§ SHORT PROBLEM
Which lines in the material below contain the word "rebars"? Copy each of them.

§ SUPPLIED RECORDS
++++++
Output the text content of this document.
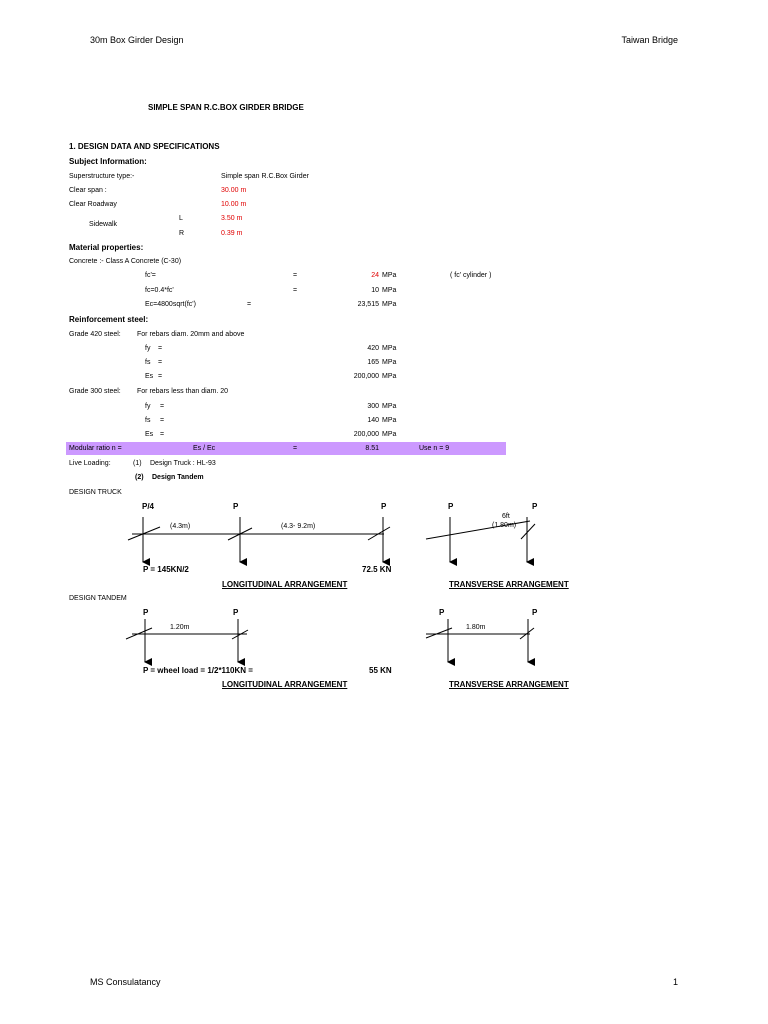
30m Box Girder Design	Taiwan Bridge
SIMPLE SPAN R.C.BOX GIRDER BRIDGE
1. DESIGN DATA AND SPECIFICATIONS
Subject Information:
Superstructure type:-	Simple span R.C.Box Girder
Clear span :	30.00 m
Clear Roadway	10.00 m
Sidewalk
L	3.50 m
R	0.39 m
Material properties:
Concrete :- Class A Concrete (C-30)
fc'=	=	24 MPa	( fc' cylinder )
fc=0.4*fc'	=	10 MPa
Ec=4800sqrt(fc')	=	23,515 MPa
Reinforcement steel:
Grade 420 steel: For rebars diam. 20mm and above
fy =	420 MPa
fs =	165 MPa
Es =	200,000 MPa
Grade 300 steel: For rebars less than diam. 20
fy =	300 MPa
fs =	140 MPa
Es =	200,000 MPa
Modular ratio n =	Es / Ec	=	8.51	Use n = 9
Live Loading:	(1) Design Truck : HL-93
(2) Design Tandem
DESIGN TRUCK
P/4	P	P
(4.3m)	(4.3- 9.2m)
P	P
6ft
(1.80m)
P = 145KN/2	72.5 KN
LONGITUDINAL ARRANGEMENT	TRANSVERSE ARRANGEMENT
DESIGN TANDEM
P	P
1.20m
P	P
1.80m
P = wheel load = 1/2*110KN =	55 KN
LONGITUDINAL ARRANGEMENT	TRANSVERSE ARRANGEMENT
MS Consulatancy	1
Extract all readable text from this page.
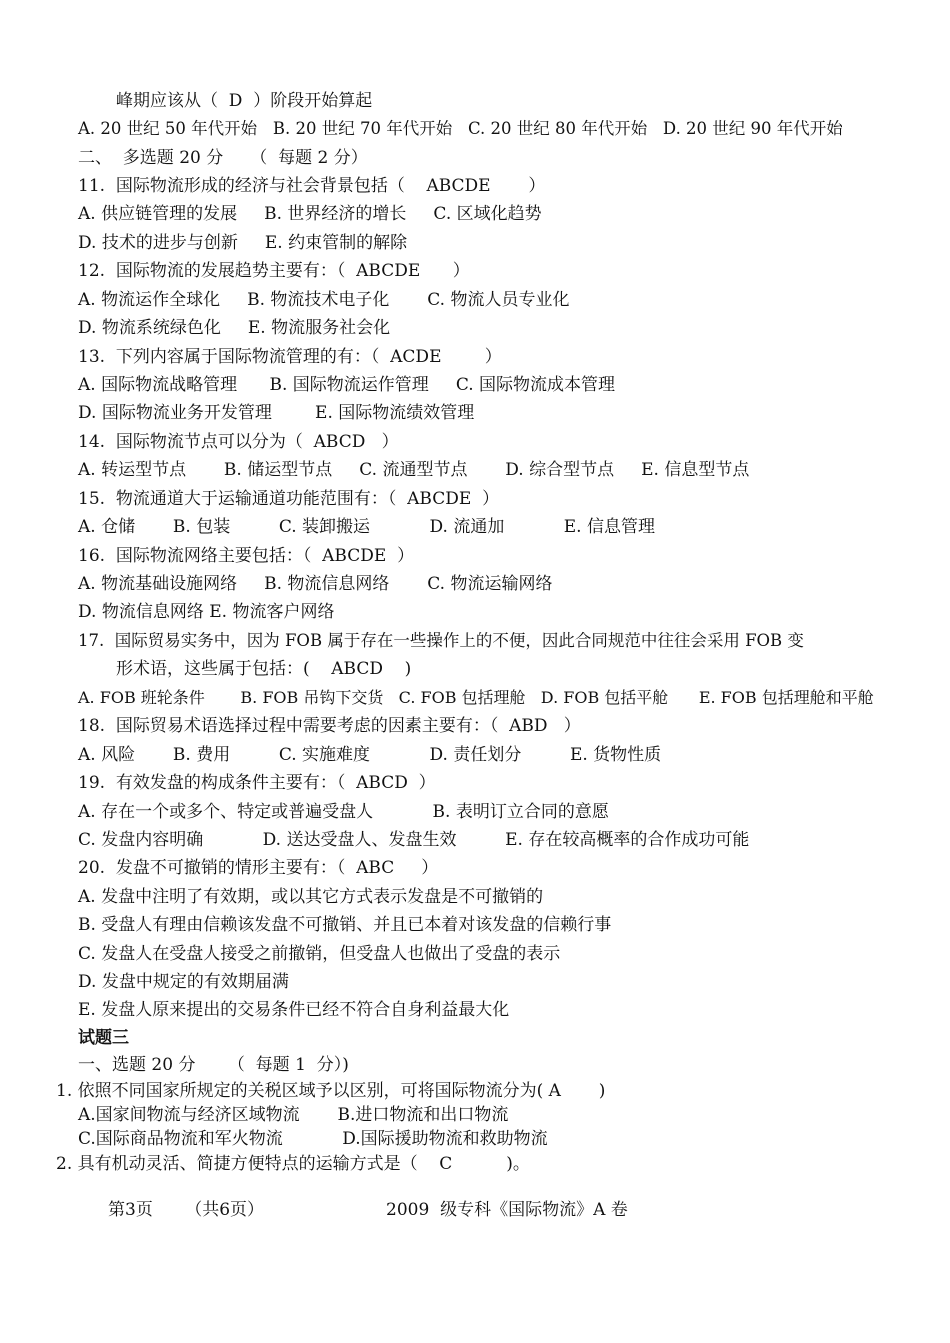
峰期应该从（  D  ）阶段开始算起
A. 20 世纪 50 年代开始   B. 20 世纪 70 年代开始   C. 20 世纪 80 年代开始   D. 20 世纪 90 年代开始
二、  多选题 20 分     （  每题 2 分）
11.  国际物流形成的经济与社会背景包括（    ABCDE       ）
A. 供应链管理的发展     B. 世界经济的增长     C. 区域化趋势
D. 技术的进步与创新     E. 约束管制的解除
12.  国际物流的发展趋势主要有：（  ABCDE      ）
A. 物流运作全球化     B. 物流技术电子化       C. 物流人员专业化
D. 物流系统绿色化     E. 物流服务社会化
13.  下列内容属于国际物流管理的有：（  ACDE        ）
A. 国际物流战略管理      B. 国际物流运作管理     C. 国际物流成本管理
D. 国际物流业务开发管理        E. 国际物流绩效管理
14.  国际物流节点可以分为（  ABCD   ）
A. 转运型节点       B. 储运型节点     C. 流通型节点       D. 综合型节点     E. 信息型节点
15.  物流通道大于运输通道功能范围有：（  ABCDE  ）
A. 仓储       B. 包装         C. 装卸搬运           D. 流通加           E. 信息管理
16.  国际物流网络主要包括：（  ABCDE  ）
A. 物流基础设施网络     B. 物流信息网络       C. 物流运输网络
D. 物流信息网络 E. 物流客户网络
17.  国际贸易实务中，因为 FOB 属于存在一些操作上的不便，因此合同规范中往往会采用 FOB 变
形术语，这些属于包括：(    ABCD    )
A. FOB 班轮条件       B. FOB 吊钩下交货   C. FOB 包括理舱   D. FOB 包括平舱      E. FOB 包括理舱和平舱
18.  国际贸易术语选择过程中需要考虑的因素主要有：（  ABD   ）
A. 风险       B. 费用         C. 实施难度           D. 责任划分         E. 货物性质
19.  有效发盘的构成条件主要有：（  ABCD  ）
A. 存在一个或多个、特定或普遍受盘人           B. 表明订立合同的意愿
C. 发盘内容明确           D. 送达受盘人、发盘生效         E. 存在较高概率的合作成功可能
20.  发盘不可撤销的情形主要有：（  ABC     ）
A. 发盘中注明了有效期，或以其它方式表示发盘是不可撤销的
B. 受盘人有理由信赖该发盘不可撤销、并且已本着对该发盘的信赖行事
C. 发盘人在受盘人接受之前撤销，但受盘人也做出了受盘的表示
D. 发盘中规定的有效期届满
E. 发盘人原来提出的交易条件已经不符合自身利益最大化
试题三
一、选题 20 分      （  每题 1  分）)
1. 依照不同国家所规定的关税区域予以区别，可将国际物流分为( A       )
A.国家间物流与经济区域物流       B.进口物流和出口物流
C.国际商品物流和军火物流           D.国际援助物流和救助物流
2. 具有机动灵活、简捷方便特点的运输方式是（    C          )。
第3页      （共6页）	2009  级专科《国际物流》A 卷
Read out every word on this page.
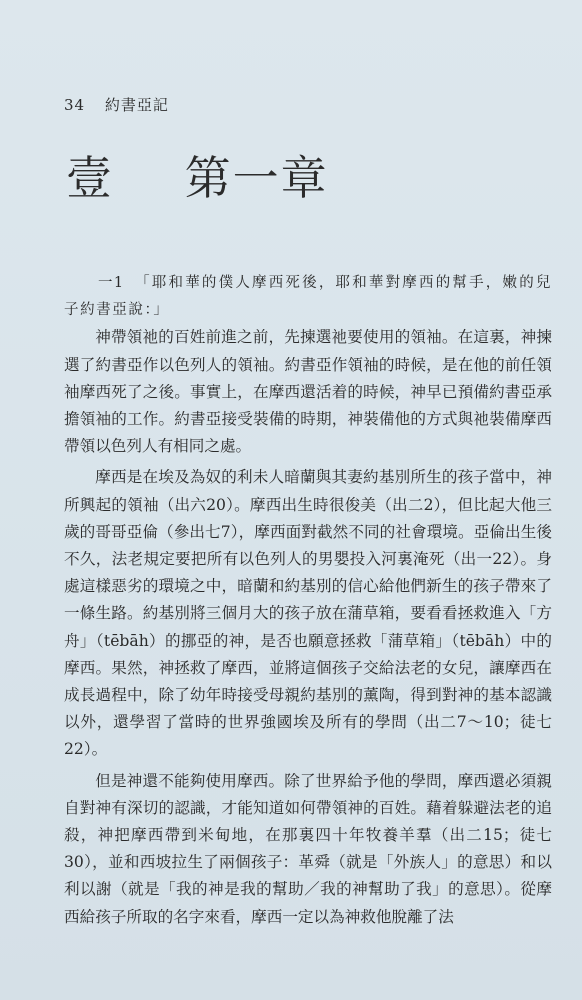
34 約書亞記
壹 第一章

一1 「耶和華的僕人摩西死後，耶和華對摩西的幫手，嫩的兒子約書亞說：」

神帶領祂的百姓前進之前，先揀選祂要使用的領袖。在這裏，神揀選了約書亞作以色列人的領袖。約書亞作領袖的時候，是在他的前任領袖摩西死了之後。事實上，在摩西還活着的時候，神早已預備約書亞承擔領袖的工作。約書亞接受裝備的時期，神裝備他的方式與祂裝備摩西帶領以色列人有相同之處。

摩西是在埃及為奴的利未人暗蘭與其妻約基別所生的孩子當中，神所興起的領袖（出六20）。摩西出生時很俊美（出二2），但比起大他三歲的哥哥亞倫（參出七7），摩西面對截然不同的社會環境。亞倫出生後不久，法老規定要把所有以色列人的男嬰投入河裏淹死（出一22）。身處這樣惡劣的環境之中，暗蘭和約基別的信心給他們新生的孩子帶來了一條生路。約基別將三個月大的孩子放在蒲草箱，要看看拯救進入「方舟」（tēbāh）的挪亞的神，是否也願意拯救「蒲草箱」（tēbāh）中的摩西。果然，神拯救了摩西，並將這個孩子交給法老的女兒，讓摩西在成長過程中，除了幼年時接受母親約基別的薰陶，得到對神的基本認識以外，還學習了當時的世界強國埃及所有的學問（出二7～10；徒七22）。

但是神還不能夠使用摩西。除了世界給予他的學問，摩西還必須親自對神有深切的認識，才能知道如何帶領神的百姓。藉着躲避法老的追殺，神把摩西帶到米甸地，在那裏四十年牧養羊羣（出二15；徒七30），並和西坡拉生了兩個孩子：革舜（就是「外族人」的意思）和以利以謝（就是「我的神是我的幫助／我的神幫助了我」的意思）。從摩西給孩子所取的名字來看，摩西一定以為神救他脫離了法
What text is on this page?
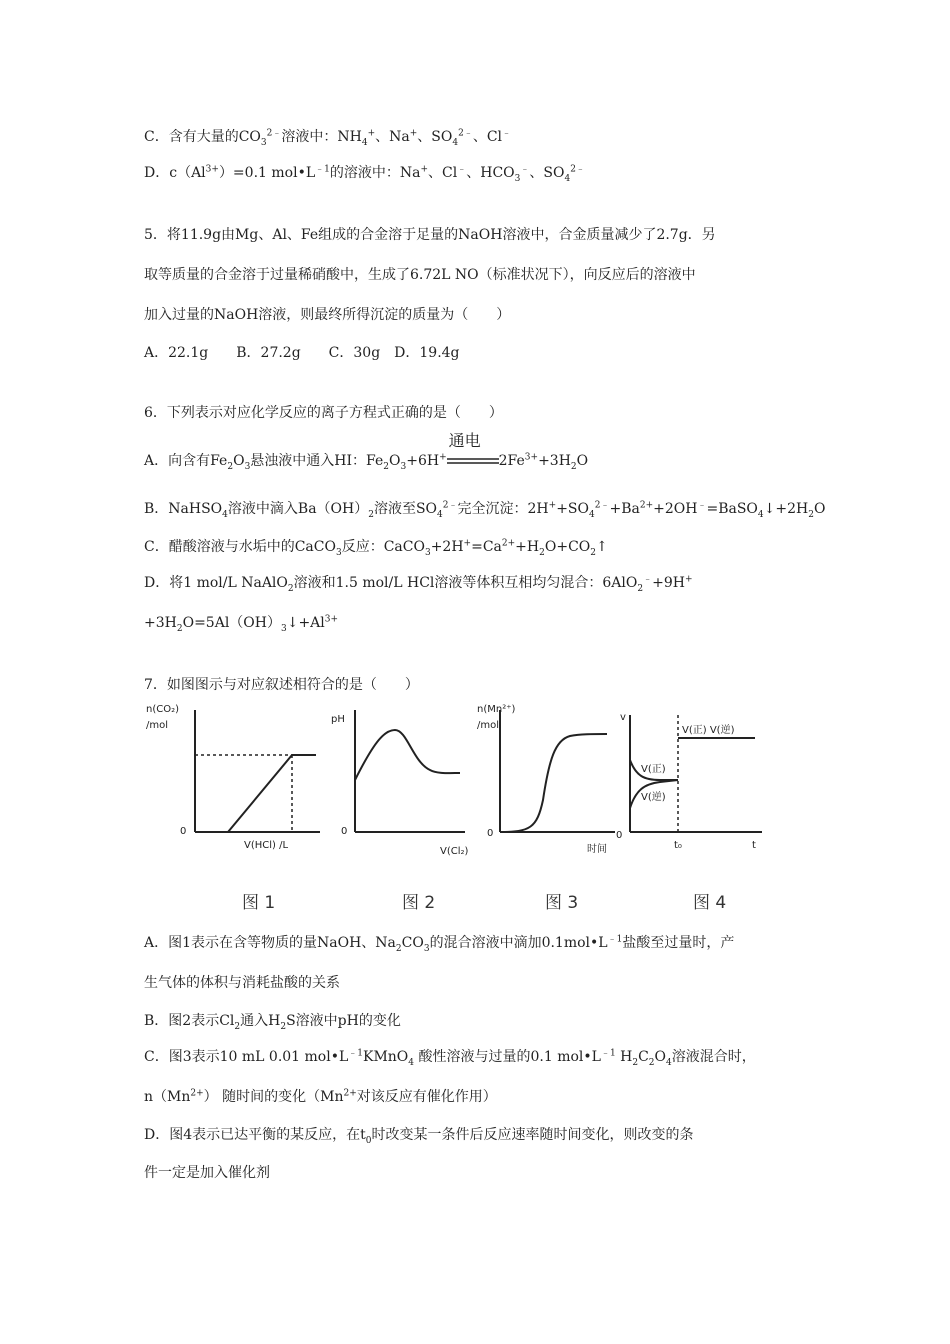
C．含有大量的$CO_3^{2﹣}$溶液中：$NH_4^+$、Na+、$SO_4^{2﹣}$、Cl﹣
D．$c(Al^{3+})=0.1$ $mol•L^{﹣1}$的溶液中：Na+、Cl﹣、$HCO_3^﹣$、$SO_4^{2﹣}$
5．将11.9g由Mg、Al、Fe组成的合金溶于足量的NaOH溶液中，合金质量减少了2.7g．另
取等质量的合金溶于过量稀硝酸中，生成了6.72L NO（标准状况下），向反应后的溶液中
加入过量的NaOH溶液，则最终所得沉淀的质量为（　　）
A．22.1g　　B．27.2g　　C．30g　D．19.4g
6．下列表示对应化学反应的离子方程式正确的是（　　）
A．向含有$Fe_2O_3$悬浊液中通入HI：$Fe_2O_3+6H^+$
通电
$2Fe^{3+}+3H_2O$
B．NaHSO$_4$溶液中滴入$Ba(OH)_2$溶液至$SO_4^{2﹣}$完全沉淀：$2H^++SO_4^{2﹣}+Ba^{2+}+2OH^﹣=BaSO_4↓+2H_2O$
C．醋酸溶液与水垢中的CaCO$_3$反应：$CaCO_3+2H^+=Ca^{2+}+H_2O+CO_2↑$
D．将1 mol/L NaAlO$_2$溶液和1.5 mol/L HCl溶液等体积互相均匀混合：6AlO$_2$﹣+9H+
$+3H_2O=5Al(OH)_3↓+Al^{3+}$
7．如图图示与对应叙述相符合的是（　　）
n(CO₂)
/mol
0
V(HCl) /L
pH
0
V(Cl₂)
n(Mn²⁺)
/mol
0
时间
v
V(正) V(逆)
V(正)
V(逆)
0
t₀	t
图 1	图 2	图 3	图 4
A．图1表示在含等物质的量NaOH、$Na_2CO_3$的混合溶液中滴加$0.1mol•L^{﹣1}$盐酸至过量时，产
生气体的体积与消耗盐酸的关系
B．图2表示$Cl_2$通入$H_2S$溶液中pH的变化
C．图3表示10 mL 0.01 $mol•L^{﹣1}KMnO_4$ 酸性溶液与过量的0.1 $mol•L^{﹣1}$ $H_2C_2O_4$溶液混合时，
$n(Mn^{2+})$ 随时间的变化（$Mn^{2+}$对该反应有催化作用）
D．图4表示已达平衡的某反应，在$t_0$时改变某一条件后反应速率随时间变化，则改变的条
件一定是加入催化剂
++++++
§ RIGHT ANSWER
Grade 420 steel: For rebars diam. 20mm and above
Grade 300 steel: For rebars less than diam. 20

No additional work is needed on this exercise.